Your instructions
Each entry that follows is to be retyped exactly. Pictures do not belong in the copy.

* begin Exercise data *

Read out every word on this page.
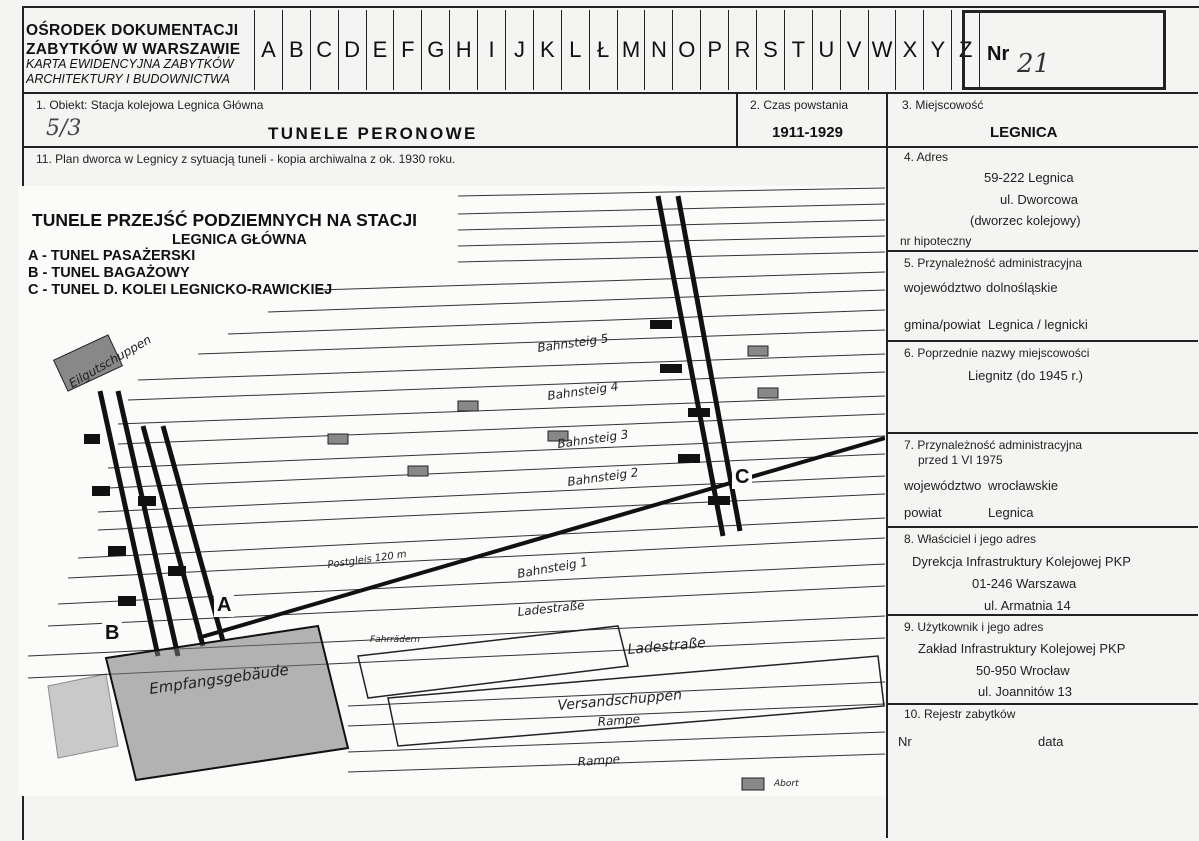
OŚRODEK DOKUMENTACJI
ZABYTKÓW W WARSZAWIE
KARTA EWIDENCYJNA ZABYTKÓW
ARCHITEKTURY I BUDOWNICTWA
A B C D E F G H I J K L Ł M N O P R S T U V W X Y Z Nr 21
1. Obiekt: Stacja kolejowa Legnica Główna
5/3	TUNELE PERONOWE
2. Czas powstania
1911-1929
3. Miejscowość
LEGNICA
11. Plan dworca w Legnicy z sytuacją tuneli - kopia archiwalna z ok. 1930 roku.
Eilgutschuppen	Bahnsteig 5
Bahnsteig 4
Bahnsteig 3
Bahnsteig 2
Bahnsteig 1
Empfangsgebäude
Ladestraße
Ladestraße
Versandschuppen
Rampe
Rampe
Postgleis 120 m
Fahrrädern
Abort
TUNELE PRZEJŚĆ PODZIEMNYCH NA STACJI
LEGNICA GŁÓWNA
A - TUNEL PASAŻERSKI
B - TUNEL BAGAŻOWY
C - TUNEL D. KOLEI LEGNICKO-RAWICKIEJ
A
B
C
4. Adres
59-222 Legnica
ul. Dworcowa
(dworzec kolejowy)
nr hipoteczny
5. Przynależność administracyjna
województwo dolnośląskie
gmina/powiat Legnica / legnicki
6. Poprzednie nazwy miejscowości
Liegnitz (do 1945 r.)
7. Przynależność administracyjna
przed 1 VI 1975
województwo wrocławskie
powiat	Legnica
8. Właściciel i jego adres
Dyrekcja Infrastruktury Kolejowej PKP
01-246 Warszawa
ul. Armatnia 14
9. Użytkownik i jego adres
Zakład Infrastruktury Kolejowej PKP
50-950 Wrocław
ul. Joannitów 13
10. Rejestr zabytków
Nr	data
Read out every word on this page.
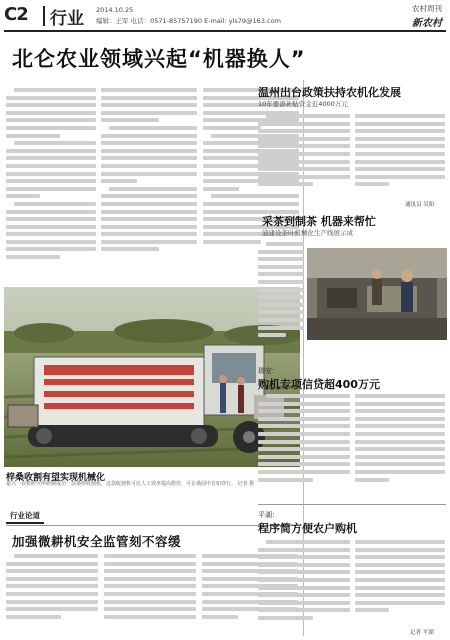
C2 行业 2014.10.25
编辑：王军 电话：0571-85757190 E-mail: yls79@163.com
农村周刊
新农村
北仑农业领域兴起“机器换人”
梓桑收割有望实现机械化
嘉兴一农机研究所研制成功一款桑树收割机，这款收割机可比人工效率提高数倍，可在桑园中自如穿行。 记者 摄
行业论道
加强微耕机安全监管刻不容缓
温州出台政策扶持农机化发展
10年要添补贴资金近4000万元
通讯员 吴阳
采茶到制茶 机器来帮忙
浦建设茶叶机械化生产线展示成
瑞安：
购机专项信贷超400万元
平湖：
程序简方便农户购机
记者 平湖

* end Exercise data *

Expected answer
Read out every word on this page.
OŚRODEK DOKUMENTACJI
ZABYTKÓW W WARSZAWIE
KARTA EWIDENCYJNA ZABYTKÓW
ARCHITEKTURY I BUDOWNICTWA
A B C D E F G H I J K L Ł M N O P R S T U V W X Y Z Nr 21
1. Obiekt: Stacja kolejowa Legnica Główna
5/3	TUNELE PERONOWE
2. Czas powstania
1911-1929
3. Miejscowość
LEGNICA
11. Plan dworca w Legnicy z sytuacją tuneli - kopia archiwalna z ok. 1930 roku.
Eilgutschuppen	Bahnsteig 5
Bahnsteig 4
Bahnsteig 3
Bahnsteig 2
Bahnsteig 1
Empfangsgebäude
Ladestraße
Ladestraße
Versandschuppen
Rampe
Rampe
Postgleis 120 m
Fahrrädern
Abort
TUNELE PRZEJŚĆ PODZIEMNYCH NA STACJI
LEGNICA GŁÓWNA
A - TUNEL PASAŻERSKI
B - TUNEL BAGAŻOWY
C - TUNEL D. KOLEI LEGNICKO-RAWICKIEJ
A
B
C
4. Adres
59-222 Legnica
ul. Dworcowa
(dworzec kolejowy)
nr hipoteczny
5. Przynależność administracyjna
województwo dolnośląskie
gmina/powiat Legnica / legnicki
6. Poprzednie nazwy miejscowości
Liegnitz (do 1945 r.)
7. Przynależność administracyjna
przed 1 VI 1975
województwo wrocławskie
powiat	Legnica
8. Właściciel i jego adres
Dyrekcja Infrastruktury Kolejowej PKP
01-246 Warszawa
ul. Armatnia 14
9. Użytkownik i jego adres
Zakład Infrastruktury Kolejowej PKP
50-950 Wrocław
ul. Joannitów 13
10. Rejestr zabytków
Nr	data
Read out every word on this page.
C2 行业 2014.10.25
编辑：王军 电话：0571-85757190 E-mail: yls79@163.com
农村周刊
新农村
北仑农业领域兴起“机器换人”
梓桑收割有望实现机械化
嘉兴一农机研究所研制成功一款桑树收割机，这款收割机可比人工效率提高数倍，可在桑园中自如穿行。 记者 摄
行业论道
加强微耕机安全监管刻不容缓
温州出台政策扶持农机化发展
10年要添补贴资金近4000万元
通讯员 吴阳
采茶到制茶 机器来帮忙
浦建设茶叶机械化生产线展示成
瑞安：
购机专项信贷超400万元
平湖：
程序简方便农户购机
记者 平湖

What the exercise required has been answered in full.